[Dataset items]
──────────────────────────────

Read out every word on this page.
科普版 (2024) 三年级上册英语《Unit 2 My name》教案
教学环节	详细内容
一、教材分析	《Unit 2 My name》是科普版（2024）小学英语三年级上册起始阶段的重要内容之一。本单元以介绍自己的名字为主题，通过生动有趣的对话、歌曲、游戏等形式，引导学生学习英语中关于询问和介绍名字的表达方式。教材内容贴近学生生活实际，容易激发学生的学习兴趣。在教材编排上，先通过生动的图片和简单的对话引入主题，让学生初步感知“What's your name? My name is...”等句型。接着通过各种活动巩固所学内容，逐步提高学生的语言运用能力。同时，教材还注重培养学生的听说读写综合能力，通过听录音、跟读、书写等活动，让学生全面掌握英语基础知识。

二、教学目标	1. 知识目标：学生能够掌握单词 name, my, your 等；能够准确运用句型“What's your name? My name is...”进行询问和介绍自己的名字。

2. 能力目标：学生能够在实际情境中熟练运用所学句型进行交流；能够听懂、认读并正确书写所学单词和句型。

──────────────────────────────

* [Written instruction]
Write out all the data again, exactly as it appears.

* [Reply to the exercise]
Read out every word on this page.
科普版 (2024) 三年级上册英语《Unit 2 My name》教案
教学环节	详细内容
一、教材分析	《Unit 2 My name》是科普版（2024）小学英语三年级上册起始阶段的重要内容之一。本单元以介绍自己的名字为主题，通过生动有趣的对话、歌曲、游戏等形式，引导学生学习英语中关于询问和介绍名字的表达方式。教材内容贴近学生生活实际，容易激发学生的学习兴趣。在教材编排上，先通过生动的图片和简单的对话引入主题，让学生初步感知“What's your name? My name is...”等句型。接着通过各种活动巩固所学内容，逐步提高学生的语言运用能力。同时，教材还注重培养学生的听说读写综合能力，通过听录音、跟读、书写等活动，让学生全面掌握英语基础知识。

二、教学目标	1. 知识目标：学生能够掌握单词 name, my, your 等；能够准确运用句型“What's your name? My name is...”进行询问和介绍自己的名字。

2. 能力目标：学生能够在实际情境中熟练运用所学句型进行交流；能够听懂、认读并正确书写所学单词和句型。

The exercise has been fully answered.